**What the task requires**
Please transcribe the data that follows without the pictures, keeping every word the same.
begin
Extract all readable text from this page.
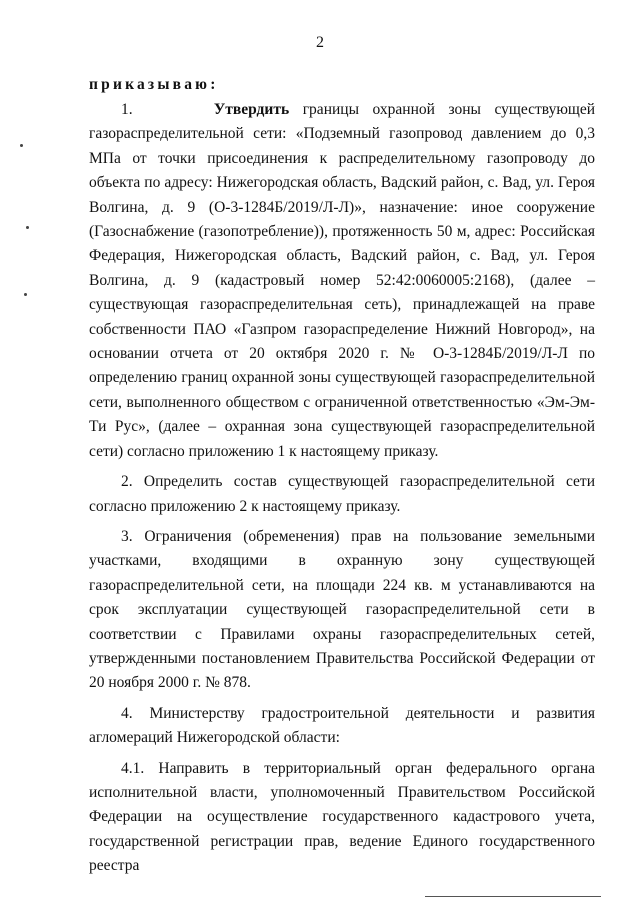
2
приказываю:

1.	Утвердить границы охранной зоны существующей газораспределительной сети: «Подземный газопровод давлением до 0,3 МПа от точки присоединения к распределительному газопроводу до объекта по адресу: Нижегородская область, Вадский район, с. Вад, ул. Героя Волгина, д. 9 (О-3-1284Б/2019/Л-Л)», назначение: иное сооружение (Газоснабжение (газопотребление)), протяженность 50 м, адрес: Российская Федерация, Нижегородская область, Вадский район, с. Вад, ул. Героя Волгина, д. 9 (кадастровый номер 52:42:0060005:2168), (далее – существующая газораспределительная сеть), принадлежащей на праве собственности ПАО «Газпром газораспределение Нижний Новгород», на основании отчета от 20 октября 2020 г. № О-3-1284Б/2019/Л-Л по определению границ охранной зоны существующей газораспределительной сети, выполненного обществом с ограниченной ответственностью «Эм-Эм-Ти Рус», (далее – охранная зона существующей газораспределительной сети) согласно приложению 1 к настоящему приказу.

2. Определить состав существующей газораспределительной сети согласно приложению 2 к настоящему приказу.

3. Ограничения (обременения) прав на пользование земельными участками, входящими в охранную зону существующей газораспределительной сети, на площади 224 кв. м устанавливаются на срок эксплуатации существующей газораспределительной сети в соответствии с Правилами охраны газораспределительных сетей, утвержденными постановлением Правительства Российской Федерации от 20 ноября 2000 г. № 878.

4. Министерству градостроительной деятельности и развития агломераций Нижегородской области:

4.1. Направить в территориальный орган федерального органа исполнительной власти, уполномоченный Правительством Российской Федерации на осуществление государственного кадастрового учета, государственной регистрации прав, ведение Единого государственного реестра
end
**Solved problem**
Extract all readable text from this page.
2
приказываю:

1.	Утвердить границы охранной зоны существующей газораспределительной сети: «Подземный газопровод давлением до 0,3 МПа от точки присоединения к распределительному газопроводу до объекта по адресу: Нижегородская область, Вадский район, с. Вад, ул. Героя Волгина, д. 9 (О-3-1284Б/2019/Л-Л)», назначение: иное сооружение (Газоснабжение (газопотребление)), протяженность 50 м, адрес: Российская Федерация, Нижегородская область, Вадский район, с. Вад, ул. Героя Волгина, д. 9 (кадастровый номер 52:42:0060005:2168), (далее – существующая газораспределительная сеть), принадлежащей на праве собственности ПАО «Газпром газораспределение Нижний Новгород», на основании отчета от 20 октября 2020 г. № О-3-1284Б/2019/Л-Л по определению границ охранной зоны существующей газораспределительной сети, выполненного обществом с ограниченной ответственностью «Эм-Эм-Ти Рус», (далее – охранная зона существующей газораспределительной сети) согласно приложению 1 к настоящему приказу.

2. Определить состав существующей газораспределительной сети согласно приложению 2 к настоящему приказу.

3. Ограничения (обременения) прав на пользование земельными участками, входящими в охранную зону существующей газораспределительной сети, на площади 224 кв. м устанавливаются на срок эксплуатации существующей газораспределительной сети в соответствии с Правилами охраны газораспределительных сетей, утвержденными постановлением Правительства Российской Федерации от 20 ноября 2000 г. № 878.

4. Министерству градостроительной деятельности и развития агломераций Нижегородской области:

4.1. Направить в территориальный орган федерального органа исполнительной власти, уполномоченный Правительством Российской Федерации на осуществление государственного кадастрового учета, государственной регистрации прав, ведение Единого государственного реестра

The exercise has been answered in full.